:: Records from a dataset ::

════════

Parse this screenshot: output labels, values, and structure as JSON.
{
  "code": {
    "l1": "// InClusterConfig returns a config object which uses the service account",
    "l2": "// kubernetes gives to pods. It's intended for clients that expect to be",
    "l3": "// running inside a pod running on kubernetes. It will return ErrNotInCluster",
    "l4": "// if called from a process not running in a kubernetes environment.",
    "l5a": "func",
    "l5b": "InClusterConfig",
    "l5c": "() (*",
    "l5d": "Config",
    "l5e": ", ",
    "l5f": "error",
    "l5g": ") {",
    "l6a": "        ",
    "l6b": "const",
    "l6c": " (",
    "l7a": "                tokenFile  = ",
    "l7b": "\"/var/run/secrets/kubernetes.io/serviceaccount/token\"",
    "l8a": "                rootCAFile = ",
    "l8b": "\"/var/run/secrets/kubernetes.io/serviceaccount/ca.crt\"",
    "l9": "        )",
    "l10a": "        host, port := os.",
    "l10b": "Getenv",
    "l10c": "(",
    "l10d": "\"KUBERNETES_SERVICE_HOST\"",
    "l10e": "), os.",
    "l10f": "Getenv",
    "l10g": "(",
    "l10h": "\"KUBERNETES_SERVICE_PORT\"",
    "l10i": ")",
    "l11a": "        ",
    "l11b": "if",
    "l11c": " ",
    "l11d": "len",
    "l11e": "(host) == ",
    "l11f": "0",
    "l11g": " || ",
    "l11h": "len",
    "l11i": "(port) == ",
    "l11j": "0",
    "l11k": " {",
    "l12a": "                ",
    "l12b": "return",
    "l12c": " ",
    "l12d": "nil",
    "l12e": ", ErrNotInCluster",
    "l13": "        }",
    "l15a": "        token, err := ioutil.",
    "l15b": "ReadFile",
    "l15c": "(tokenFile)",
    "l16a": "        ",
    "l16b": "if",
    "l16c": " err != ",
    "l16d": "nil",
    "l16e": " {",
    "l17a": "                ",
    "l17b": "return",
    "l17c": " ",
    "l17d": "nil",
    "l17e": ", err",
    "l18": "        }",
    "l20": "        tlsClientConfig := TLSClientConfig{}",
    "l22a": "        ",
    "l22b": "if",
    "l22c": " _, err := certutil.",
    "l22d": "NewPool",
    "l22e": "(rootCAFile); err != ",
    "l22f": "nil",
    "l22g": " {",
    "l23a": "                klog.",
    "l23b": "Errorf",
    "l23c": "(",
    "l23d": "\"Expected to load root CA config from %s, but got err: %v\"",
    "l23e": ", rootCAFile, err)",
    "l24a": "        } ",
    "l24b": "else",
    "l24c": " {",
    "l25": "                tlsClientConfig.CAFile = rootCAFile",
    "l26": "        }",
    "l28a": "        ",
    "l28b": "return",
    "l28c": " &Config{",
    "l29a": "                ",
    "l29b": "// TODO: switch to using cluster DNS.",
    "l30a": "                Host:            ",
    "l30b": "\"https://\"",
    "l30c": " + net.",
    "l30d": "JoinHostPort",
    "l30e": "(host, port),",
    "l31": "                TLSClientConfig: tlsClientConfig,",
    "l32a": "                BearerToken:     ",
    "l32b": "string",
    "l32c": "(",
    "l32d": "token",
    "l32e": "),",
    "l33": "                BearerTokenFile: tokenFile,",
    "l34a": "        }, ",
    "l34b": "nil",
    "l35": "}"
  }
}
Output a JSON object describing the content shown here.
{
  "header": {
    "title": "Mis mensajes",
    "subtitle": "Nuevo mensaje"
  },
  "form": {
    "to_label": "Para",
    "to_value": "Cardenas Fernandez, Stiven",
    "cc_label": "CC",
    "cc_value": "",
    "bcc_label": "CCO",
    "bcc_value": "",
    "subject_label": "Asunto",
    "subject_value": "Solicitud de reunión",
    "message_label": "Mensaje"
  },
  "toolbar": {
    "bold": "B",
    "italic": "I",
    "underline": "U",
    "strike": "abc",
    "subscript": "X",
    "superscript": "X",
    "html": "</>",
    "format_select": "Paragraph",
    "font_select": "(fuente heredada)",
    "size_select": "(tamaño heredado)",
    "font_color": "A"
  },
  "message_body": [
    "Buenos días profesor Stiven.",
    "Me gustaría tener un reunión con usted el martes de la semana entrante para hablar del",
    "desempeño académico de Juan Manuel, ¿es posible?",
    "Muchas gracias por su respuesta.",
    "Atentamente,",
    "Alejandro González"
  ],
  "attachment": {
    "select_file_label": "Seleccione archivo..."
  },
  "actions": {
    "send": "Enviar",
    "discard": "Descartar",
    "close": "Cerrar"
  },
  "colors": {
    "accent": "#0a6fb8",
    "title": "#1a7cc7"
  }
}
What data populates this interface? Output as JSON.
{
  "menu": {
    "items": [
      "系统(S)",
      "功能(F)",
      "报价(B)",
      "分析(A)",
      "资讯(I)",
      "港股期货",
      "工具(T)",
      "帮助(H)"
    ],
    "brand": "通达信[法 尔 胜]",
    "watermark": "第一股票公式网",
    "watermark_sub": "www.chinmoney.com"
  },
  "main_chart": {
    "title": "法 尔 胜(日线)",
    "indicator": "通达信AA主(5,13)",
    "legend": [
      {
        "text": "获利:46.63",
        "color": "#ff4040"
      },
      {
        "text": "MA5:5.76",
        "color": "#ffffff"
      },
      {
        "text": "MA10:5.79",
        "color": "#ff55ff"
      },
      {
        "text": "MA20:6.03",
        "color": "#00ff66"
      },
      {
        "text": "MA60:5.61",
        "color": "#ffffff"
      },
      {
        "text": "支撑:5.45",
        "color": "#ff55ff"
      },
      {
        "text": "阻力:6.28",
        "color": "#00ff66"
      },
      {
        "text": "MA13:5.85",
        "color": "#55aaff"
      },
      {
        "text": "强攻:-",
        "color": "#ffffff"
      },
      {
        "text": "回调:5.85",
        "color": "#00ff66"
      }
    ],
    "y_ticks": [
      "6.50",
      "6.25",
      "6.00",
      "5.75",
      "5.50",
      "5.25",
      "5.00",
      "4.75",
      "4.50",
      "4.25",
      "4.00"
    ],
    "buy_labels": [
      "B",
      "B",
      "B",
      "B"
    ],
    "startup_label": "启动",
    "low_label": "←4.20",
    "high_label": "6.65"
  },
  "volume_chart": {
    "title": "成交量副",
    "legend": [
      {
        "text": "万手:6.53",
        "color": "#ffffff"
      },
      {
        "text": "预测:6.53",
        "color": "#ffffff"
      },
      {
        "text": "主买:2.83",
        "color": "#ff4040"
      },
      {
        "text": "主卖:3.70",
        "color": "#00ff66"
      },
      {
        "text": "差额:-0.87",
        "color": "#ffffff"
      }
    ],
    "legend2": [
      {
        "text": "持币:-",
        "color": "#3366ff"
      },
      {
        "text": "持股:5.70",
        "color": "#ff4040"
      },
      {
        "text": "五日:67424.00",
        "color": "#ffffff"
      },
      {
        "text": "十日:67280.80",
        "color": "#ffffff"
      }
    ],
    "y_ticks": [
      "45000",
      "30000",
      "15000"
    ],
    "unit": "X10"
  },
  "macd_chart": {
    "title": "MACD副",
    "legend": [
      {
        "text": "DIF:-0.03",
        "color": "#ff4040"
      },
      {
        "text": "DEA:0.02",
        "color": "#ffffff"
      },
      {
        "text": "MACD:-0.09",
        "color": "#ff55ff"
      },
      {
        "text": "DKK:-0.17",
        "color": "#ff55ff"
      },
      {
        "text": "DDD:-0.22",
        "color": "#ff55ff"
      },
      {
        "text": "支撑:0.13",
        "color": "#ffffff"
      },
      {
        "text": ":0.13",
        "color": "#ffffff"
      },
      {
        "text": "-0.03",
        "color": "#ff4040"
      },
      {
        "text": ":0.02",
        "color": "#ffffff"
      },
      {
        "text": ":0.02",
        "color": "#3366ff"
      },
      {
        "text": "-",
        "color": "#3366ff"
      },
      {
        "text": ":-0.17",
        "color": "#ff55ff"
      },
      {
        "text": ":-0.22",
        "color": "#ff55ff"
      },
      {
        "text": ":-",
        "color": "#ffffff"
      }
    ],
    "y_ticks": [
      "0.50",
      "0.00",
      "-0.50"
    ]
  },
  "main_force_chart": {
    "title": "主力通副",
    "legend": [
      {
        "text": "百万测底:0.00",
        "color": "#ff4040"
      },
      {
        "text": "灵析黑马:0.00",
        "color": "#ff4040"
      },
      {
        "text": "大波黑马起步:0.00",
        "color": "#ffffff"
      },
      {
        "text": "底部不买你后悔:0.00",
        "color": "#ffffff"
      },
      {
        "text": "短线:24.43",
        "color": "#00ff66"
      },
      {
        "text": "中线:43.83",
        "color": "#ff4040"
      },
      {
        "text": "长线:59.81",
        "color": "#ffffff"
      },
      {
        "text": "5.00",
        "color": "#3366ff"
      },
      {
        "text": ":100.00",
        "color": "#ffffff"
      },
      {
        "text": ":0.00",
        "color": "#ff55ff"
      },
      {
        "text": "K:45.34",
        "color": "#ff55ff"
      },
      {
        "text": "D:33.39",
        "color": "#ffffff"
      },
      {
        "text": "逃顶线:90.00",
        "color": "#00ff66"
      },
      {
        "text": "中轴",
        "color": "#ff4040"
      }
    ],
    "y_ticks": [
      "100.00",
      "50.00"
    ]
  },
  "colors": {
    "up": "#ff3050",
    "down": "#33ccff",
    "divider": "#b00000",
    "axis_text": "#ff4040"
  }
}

════════

:: The request ::
Locate the word "tlsClientConfig" in the records above, and return each line that has it.

:: Solution below ::
    "l20": "        tlsClientConfig := TLSClientConfig{}",
    "l25": "                tlsClientConfig.CAFile = rootCAFile",
    "l31": "                TLSClientConfig: tlsClientConfig,",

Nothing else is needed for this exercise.